== INSTRUÇÃO 1 ==
Segundo o texto sobre Ares, por que é difícil conciliar a versão apócrifa de sua concepção com a figura desse deus? Responda em até três frases.

== TRECHO DO TEXTO ==
As
crônicas não referem nenhum detalhe maravilhoso ou extravagante a
respeito da concepção ou do nascimento do velho Ares grego, senão que
era filho de Zeus e Hera.
Uma versão apócrifa, entretanto, pouquíssima
referida, diz que Hera concebeu o turbulento deus de um contato que teve
com uma flor cultivada nos campos de Oleno, na Acaia. Flora, a deusa da
vegetação, teria sido a inspiradora da terna idéia.
Mas como conciliar
esta concepção lírica e bucólica, em meio aos pássaros e as flores, com o
caráter rude deste deus brutal e sanguinário? Quanto ao aspecto físico,
todos são unânimes em atribuir a Ares um belo porte marcial, e de
ostentar em seu peito uma soberba e reluzente armadura. E afora isto
pouco mais de bom há para ser dito a seu respeito.

== ENTRADAS FORNECIDAS ==
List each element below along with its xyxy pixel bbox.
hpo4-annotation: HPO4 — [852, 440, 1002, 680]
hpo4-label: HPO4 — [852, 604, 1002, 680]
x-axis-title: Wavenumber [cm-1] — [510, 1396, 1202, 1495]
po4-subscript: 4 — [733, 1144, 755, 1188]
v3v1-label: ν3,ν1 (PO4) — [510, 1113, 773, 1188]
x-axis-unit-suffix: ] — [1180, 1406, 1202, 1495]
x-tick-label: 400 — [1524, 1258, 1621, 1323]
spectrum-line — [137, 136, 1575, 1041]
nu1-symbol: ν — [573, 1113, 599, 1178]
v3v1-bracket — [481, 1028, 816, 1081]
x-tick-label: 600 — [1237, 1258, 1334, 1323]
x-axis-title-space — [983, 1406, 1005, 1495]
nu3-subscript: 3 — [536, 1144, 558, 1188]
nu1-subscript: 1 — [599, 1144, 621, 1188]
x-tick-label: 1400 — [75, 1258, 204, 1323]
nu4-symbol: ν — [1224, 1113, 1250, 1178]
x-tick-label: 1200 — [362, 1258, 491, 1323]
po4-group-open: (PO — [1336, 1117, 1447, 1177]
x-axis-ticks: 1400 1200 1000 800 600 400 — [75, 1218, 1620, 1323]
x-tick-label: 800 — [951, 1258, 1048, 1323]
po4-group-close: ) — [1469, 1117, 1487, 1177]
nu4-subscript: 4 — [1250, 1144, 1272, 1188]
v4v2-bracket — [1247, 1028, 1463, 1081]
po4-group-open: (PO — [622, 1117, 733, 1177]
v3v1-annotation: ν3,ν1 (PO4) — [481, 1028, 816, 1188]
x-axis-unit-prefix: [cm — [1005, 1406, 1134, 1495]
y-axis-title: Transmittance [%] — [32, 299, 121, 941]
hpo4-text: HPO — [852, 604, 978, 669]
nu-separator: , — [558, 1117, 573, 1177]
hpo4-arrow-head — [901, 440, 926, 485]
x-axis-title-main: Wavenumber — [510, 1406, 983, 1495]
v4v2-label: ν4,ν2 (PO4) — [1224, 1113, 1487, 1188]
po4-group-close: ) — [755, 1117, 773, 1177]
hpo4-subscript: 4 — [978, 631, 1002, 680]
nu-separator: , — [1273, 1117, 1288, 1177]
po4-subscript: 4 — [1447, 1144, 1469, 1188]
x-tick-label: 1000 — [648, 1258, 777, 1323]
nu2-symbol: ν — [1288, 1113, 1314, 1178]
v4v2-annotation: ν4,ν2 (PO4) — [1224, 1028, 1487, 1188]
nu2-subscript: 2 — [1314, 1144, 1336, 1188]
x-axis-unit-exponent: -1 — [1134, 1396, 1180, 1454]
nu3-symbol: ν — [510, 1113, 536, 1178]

== INSTRUÇÃO 2 ==
Copie sem alterações o trecho das entradas que começa no início delas e termina na linha que contém "x-tick-label: 1400 — [75, 1258, 204, 1323]", incluindo essa linha.

== RESPOSTA ESCRITA 1 ==
A versão apócrifa apresenta uma concepção lírica e bucólica: Hera teria concebido Ares pelo contato com uma flor, em meio aos pássaros e às flores. Essa imagem contrasta com o caráter rude de um deus brutal e sanguinário.

== RESPOSTA ESCRITA 2 ==
List each element below along with its xyxy pixel bbox.
hpo4-annotation: HPO4 — [852, 440, 1002, 680]
hpo4-label: HPO4 — [852, 604, 1002, 680]
x-axis-title: Wavenumber [cm-1] — [510, 1396, 1202, 1495]
po4-subscript: 4 — [733, 1144, 755, 1188]
v3v1-label: ν3,ν1 (PO4) — [510, 1113, 773, 1188]
x-axis-unit-suffix: ] — [1180, 1406, 1202, 1495]
x-tick-label: 400 — [1524, 1258, 1621, 1323]
spectrum-line — [137, 136, 1575, 1041]
nu1-symbol: ν — [573, 1113, 599, 1178]
v3v1-bracket — [481, 1028, 816, 1081]
x-tick-label: 600 — [1237, 1258, 1334, 1323]
x-axis-title-space — [983, 1406, 1005, 1495]
nu3-subscript: 3 — [536, 1144, 558, 1188]
nu1-subscript: 1 — [599, 1144, 621, 1188]
x-tick-label: 1400 — [75, 1258, 204, 1323]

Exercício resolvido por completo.